+++ Dataset extract

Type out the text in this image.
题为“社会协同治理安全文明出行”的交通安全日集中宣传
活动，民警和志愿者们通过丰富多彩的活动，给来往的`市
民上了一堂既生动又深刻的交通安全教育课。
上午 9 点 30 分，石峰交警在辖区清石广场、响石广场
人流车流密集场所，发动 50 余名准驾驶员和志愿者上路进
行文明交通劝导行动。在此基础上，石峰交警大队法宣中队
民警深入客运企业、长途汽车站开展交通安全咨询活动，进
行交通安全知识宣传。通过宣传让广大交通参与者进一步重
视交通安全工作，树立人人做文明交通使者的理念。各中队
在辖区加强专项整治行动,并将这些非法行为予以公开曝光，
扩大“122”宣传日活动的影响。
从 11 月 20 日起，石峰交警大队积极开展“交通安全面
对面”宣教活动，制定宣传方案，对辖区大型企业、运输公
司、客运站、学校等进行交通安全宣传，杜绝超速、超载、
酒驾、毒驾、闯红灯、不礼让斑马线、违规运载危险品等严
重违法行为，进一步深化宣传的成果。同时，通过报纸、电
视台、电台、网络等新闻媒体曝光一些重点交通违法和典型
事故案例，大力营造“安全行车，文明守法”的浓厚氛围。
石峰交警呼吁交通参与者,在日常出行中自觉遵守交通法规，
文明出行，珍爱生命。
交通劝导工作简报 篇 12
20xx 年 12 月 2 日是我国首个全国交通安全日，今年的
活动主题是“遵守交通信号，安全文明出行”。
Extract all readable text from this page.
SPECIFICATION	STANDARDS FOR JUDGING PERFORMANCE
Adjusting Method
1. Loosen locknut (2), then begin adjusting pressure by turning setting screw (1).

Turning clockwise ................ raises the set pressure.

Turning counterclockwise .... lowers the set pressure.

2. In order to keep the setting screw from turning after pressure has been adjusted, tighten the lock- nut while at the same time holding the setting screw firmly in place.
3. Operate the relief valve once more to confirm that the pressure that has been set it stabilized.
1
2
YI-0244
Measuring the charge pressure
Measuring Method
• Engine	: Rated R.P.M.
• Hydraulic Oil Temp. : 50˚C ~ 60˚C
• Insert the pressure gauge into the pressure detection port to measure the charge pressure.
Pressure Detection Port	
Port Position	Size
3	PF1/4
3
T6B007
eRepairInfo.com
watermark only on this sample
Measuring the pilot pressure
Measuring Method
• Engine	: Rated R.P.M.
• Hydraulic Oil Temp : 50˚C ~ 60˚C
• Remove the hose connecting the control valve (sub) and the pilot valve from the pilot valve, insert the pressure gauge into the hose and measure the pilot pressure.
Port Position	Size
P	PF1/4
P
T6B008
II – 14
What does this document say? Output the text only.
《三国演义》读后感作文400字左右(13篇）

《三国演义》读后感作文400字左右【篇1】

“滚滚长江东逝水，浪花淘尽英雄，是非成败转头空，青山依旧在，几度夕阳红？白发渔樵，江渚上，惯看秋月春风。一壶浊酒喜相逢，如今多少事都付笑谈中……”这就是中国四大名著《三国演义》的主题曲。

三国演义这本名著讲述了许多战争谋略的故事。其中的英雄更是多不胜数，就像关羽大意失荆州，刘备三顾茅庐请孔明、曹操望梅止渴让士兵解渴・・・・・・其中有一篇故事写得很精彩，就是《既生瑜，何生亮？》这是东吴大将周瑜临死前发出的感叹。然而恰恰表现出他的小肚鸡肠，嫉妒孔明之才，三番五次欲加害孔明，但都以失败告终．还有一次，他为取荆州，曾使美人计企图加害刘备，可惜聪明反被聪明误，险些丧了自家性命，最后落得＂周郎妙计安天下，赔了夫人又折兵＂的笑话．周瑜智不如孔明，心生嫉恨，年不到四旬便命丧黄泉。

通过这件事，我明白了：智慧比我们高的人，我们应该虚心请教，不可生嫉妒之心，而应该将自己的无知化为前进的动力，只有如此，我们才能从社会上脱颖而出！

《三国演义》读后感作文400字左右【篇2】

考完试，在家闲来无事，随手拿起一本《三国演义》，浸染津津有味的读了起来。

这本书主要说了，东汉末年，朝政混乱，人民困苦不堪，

++++++

Beginning at the line that holds "What does this", write out word for word each line through the end of the records.

What does this document say? Output the text only.
《三国演义》读后感作文400字左右(13篇）

《三国演义》读后感作文400字左右【篇1】

“滚滚长江东逝水，浪花淘尽英雄，是非成败转头空，青山依旧在，几度夕阳红？白发渔樵，江渚上，惯看秋月春风。一壶浊酒喜相逢，如今多少事都付笑谈中……”这就是中国四大名著《三国演义》的主题曲。

三国演义这本名著讲述了许多战争谋略的故事。其中的英雄更是多不胜数，就像关羽大意失荆州，刘备三顾茅庐请孔明、曹操望梅止渴让士兵解渴・・・・・・其中有一篇故事写得很精彩，就是《既生瑜，何生亮？》这是东吴大将周瑜临死前发出的感叹。然而恰恰表现出他的小肚鸡肠，嫉妒孔明之才，三番五次欲加害孔明，但都以失败告终．还有一次，他为取荆州，曾使美人计企图加害刘备，可惜聪明反被聪明误，险些丧了自家性命，最后落得＂周郎妙计安天下，赔了夫人又折兵＂的笑话．周瑜智不如孔明，心生嫉恨，年不到四旬便命丧黄泉。

通过这件事，我明白了：智慧比我们高的人，我们应该虚心请教，不可生嫉妒之心，而应该将自己的无知化为前进的动力，只有如此，我们才能从社会上脱颖而出！

《三国演义》读后感作文400字左右【篇2】

考完试，在家闲来无事，随手拿起一本《三国演义》，浸染津津有味的读了起来。

这本书主要说了，东汉末年，朝政混乱，人民困苦不堪，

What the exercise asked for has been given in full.